> _Directive_:
Identify all lines below that hold "Seleccione" and collect them.

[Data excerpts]
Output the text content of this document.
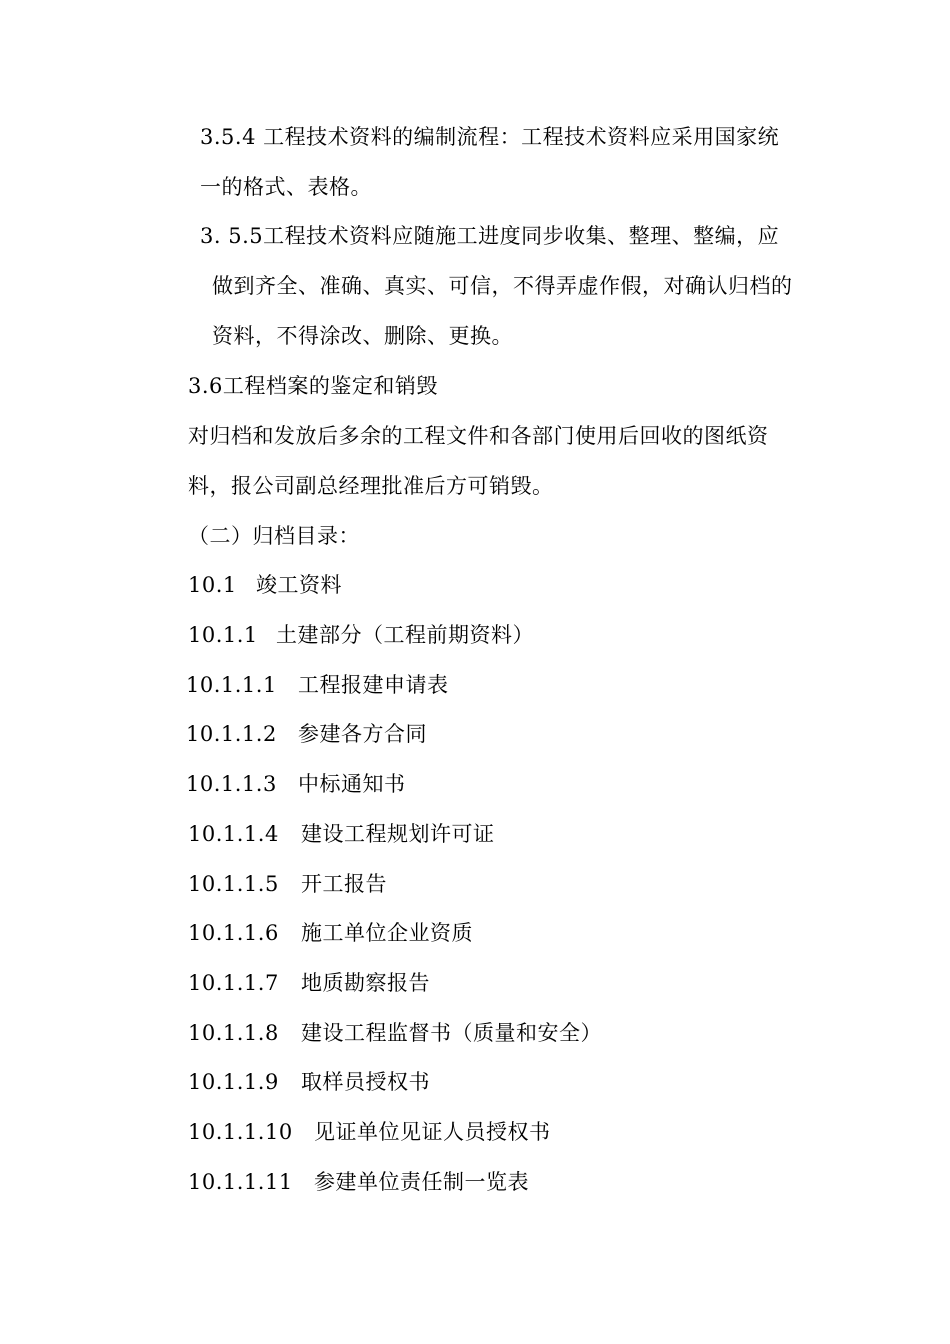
3.5.4 工程技术资料的编制流程：工程技术资料应采用国家统
一的格式、表格。
3. 5.5工程技术资料应随施工进度同步收集、整理、整编，应
做到齐全、准确、真实、可信，不得弄虚作假，对确认归档的
资料，不得涂改、删除、更换。
3.6工程档案的鉴定和销毁
对归档和发放后多余的工程文件和各部门使用后回收的图纸资
料，报公司副总经理批准后方可销毁。
（二）归档目录：
10.1 竣工资料
10.1.1 土建部分（工程前期资料）
10.1.1.1 工程报建申请表
10.1.1.2 参建各方合同
10.1.1.3 中标通知书
10.1.1.4 建设工程规划许可证
10.1.1.5 开工报告
10.1.1.6 施工单位企业资质
10.1.1.7 地质勘察报告
10.1.1.8 建设工程监督书（质量和安全）
10.1.1.9 取样员授权书
10.1.1.10 见证单位见证人员授权书
10.1.1.11 参建单位责任制一览表
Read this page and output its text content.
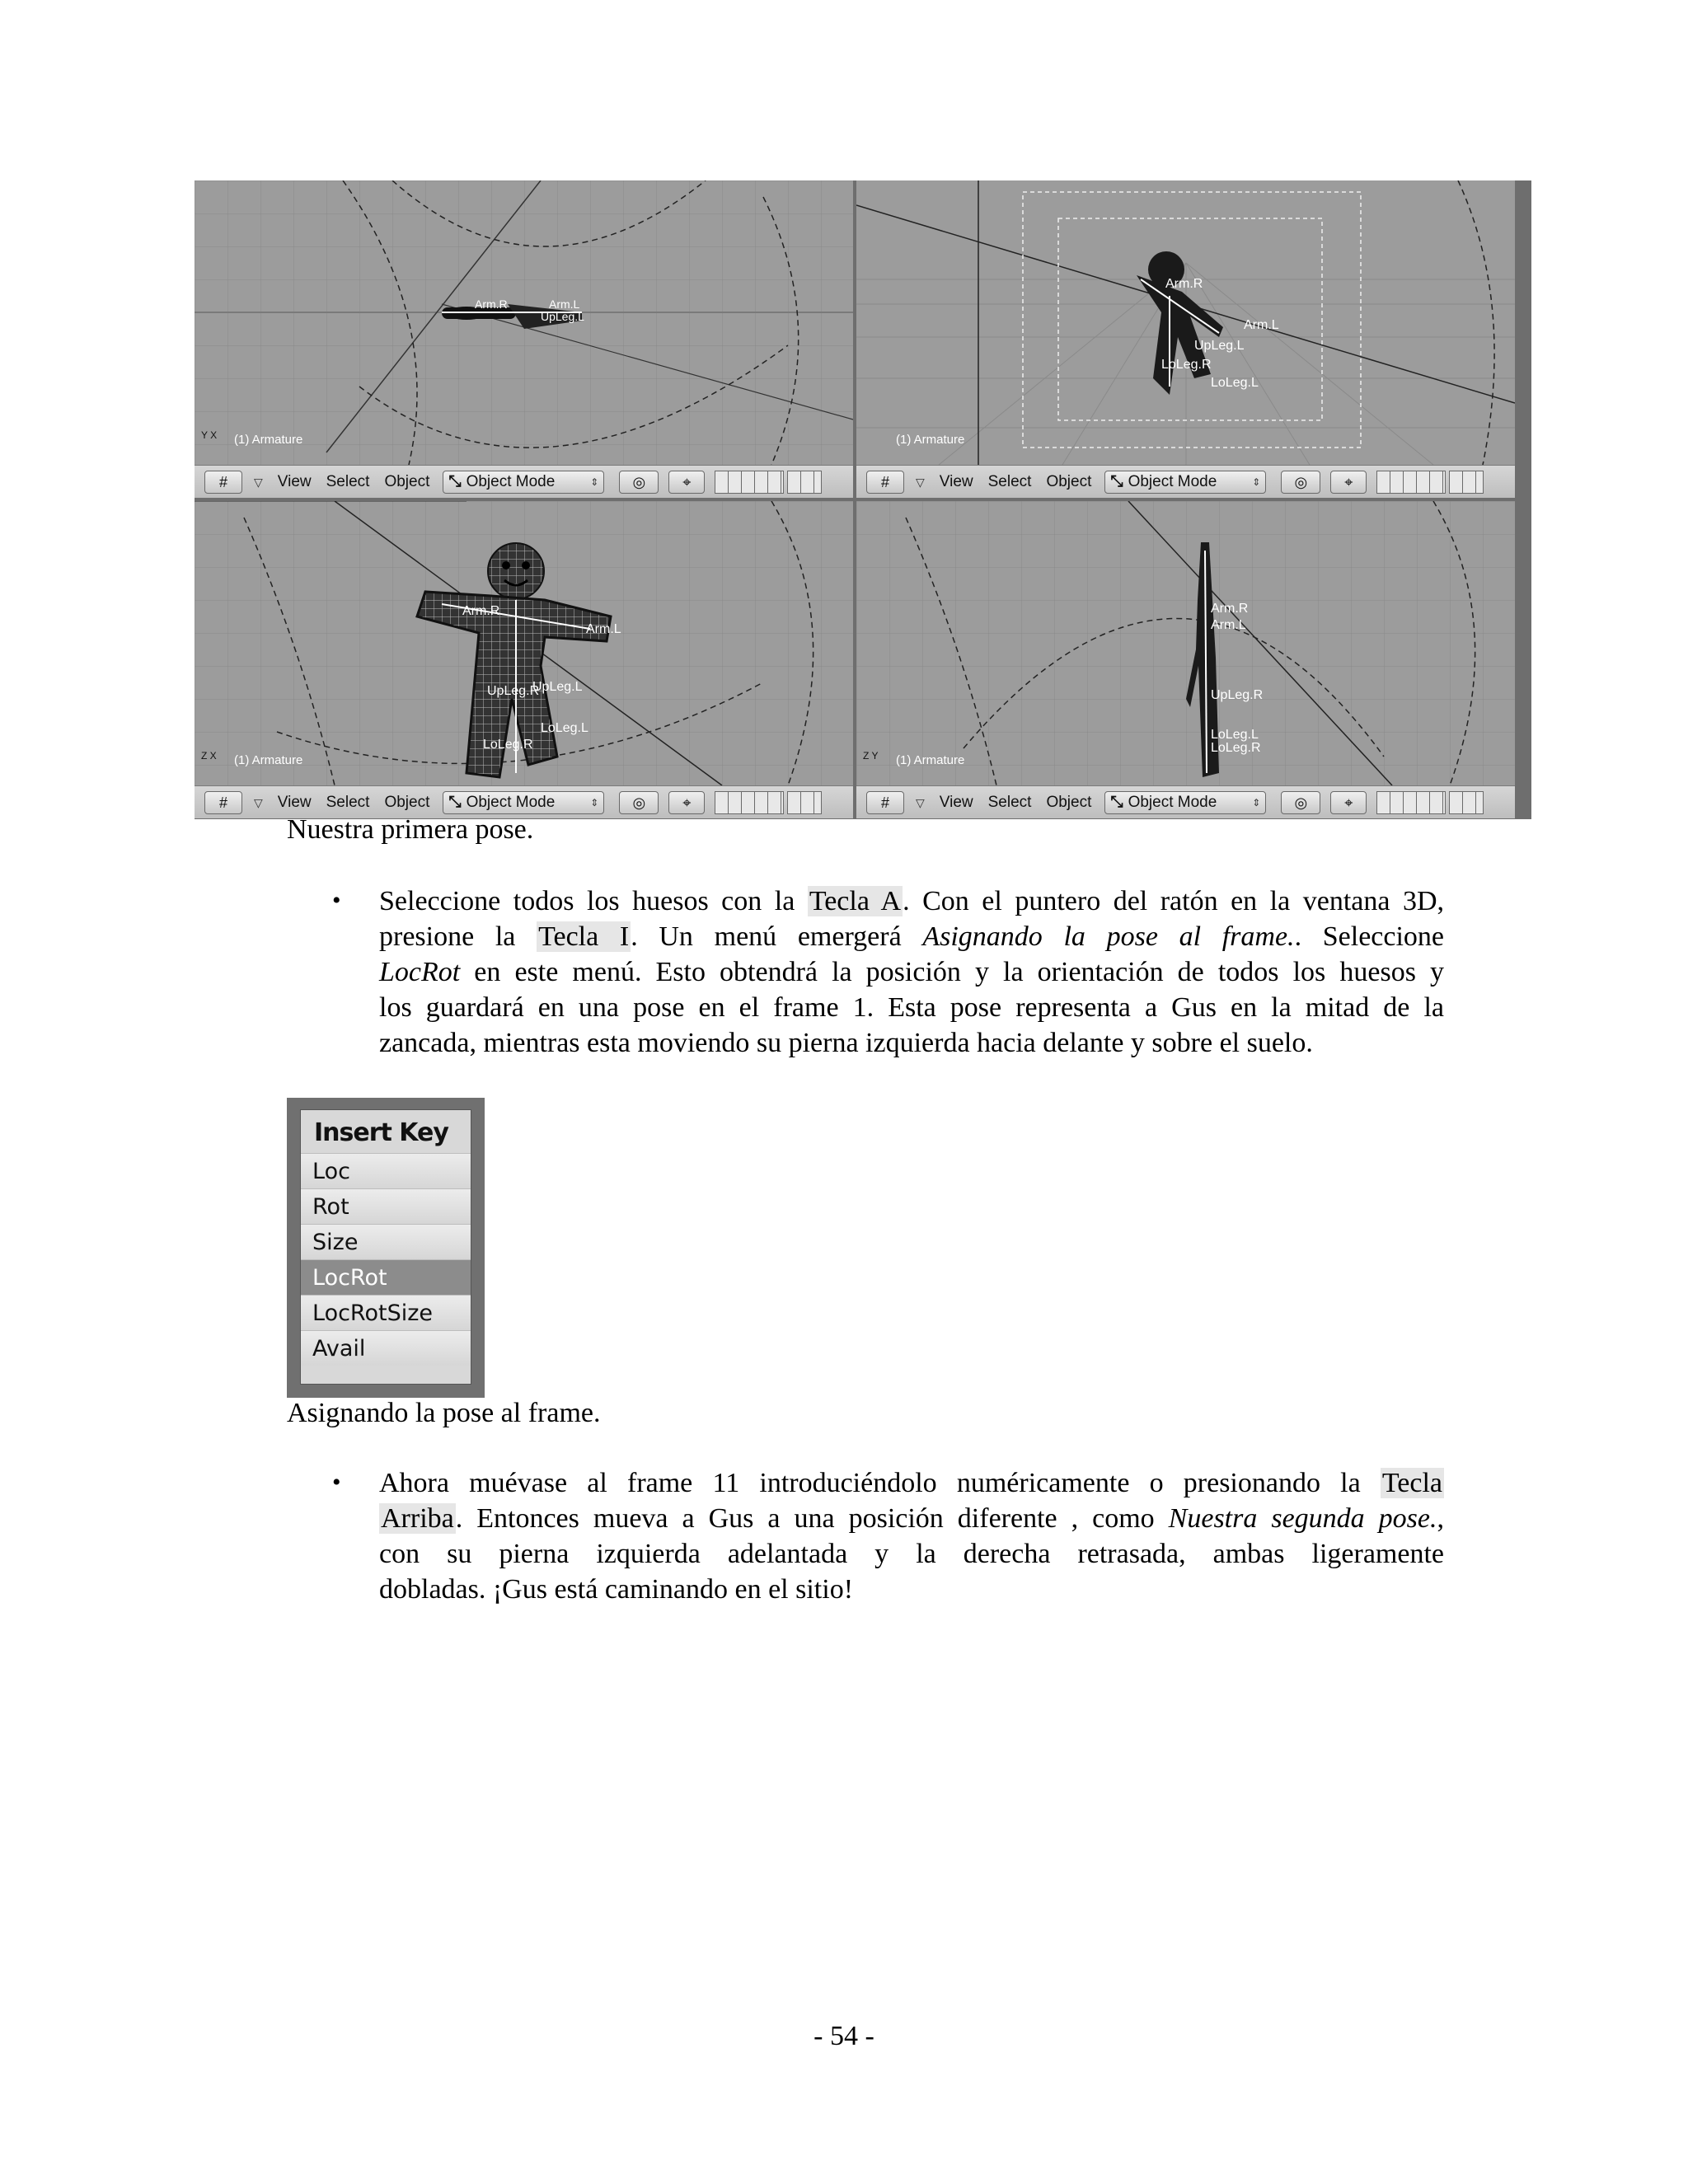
Arm.R	Arm.L
UpLeg.L
Y X (1) Armature
#	▽ View Select Object ⤡ Object Mode	⇕	◎	⌖
Arm.R
Arm.L
UpLeg.L
LoLeg.L
LoLeg.R
(1) Armature
#	▽ View Select Object ⤡ Object Mode	⇕	◎	⌖
Arm.R
Arm.L
UpLeg.L
UpLeg.R
LoLeg.L
LoLeg.R
Z X (1) Armature
#	▽ View Select Object ⤡ Object Mode	⇕	◎	⌖
Arm.R
Arm.L
UpLeg.R
LoLeg.L
LoLeg.R
Z Y (1) Armature
#	▽ View Select Object ⤡ Object Mode	⇕	◎	⌖
Nuestra primera pose.
• Seleccione todos los huesos con la Tecla A. Con el puntero del ratón en la ventana 3D,
presione la Tecla I. Un menú emergerá Asignando la pose al frame.. Seleccione
LocRot en este menú. Esto obtendrá la posición y la orientación de todos los huesos y
los guardará en una pose en el frame 1. Esta pose representa a Gus en la mitad de la
zancada, mientras esta moviendo su pierna izquierda hacia delante y sobre el suelo.
Insert Key
Loc
Rot
Size
LocRot
LocRotSize
Avail
Asignando la pose al frame.
• Ahora muévase al frame 11 introduciéndolo numéricamente o presionando la Tecla
Arriba. Entonces mueva a Gus a una posición diferente , como Nuestra segunda pose.,
con su pierna izquierda adelantada y la derecha retrasada, ambas ligeramente
dobladas. ¡Gus está caminando en el sitio!
- 54 -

> _Correct output_:
• Seleccione todos los huesos con la Tecla A. Con el puntero del ratón en la ventana 3D,
presione la Tecla I. Un menú emergerá Asignando la pose al frame.. Seleccione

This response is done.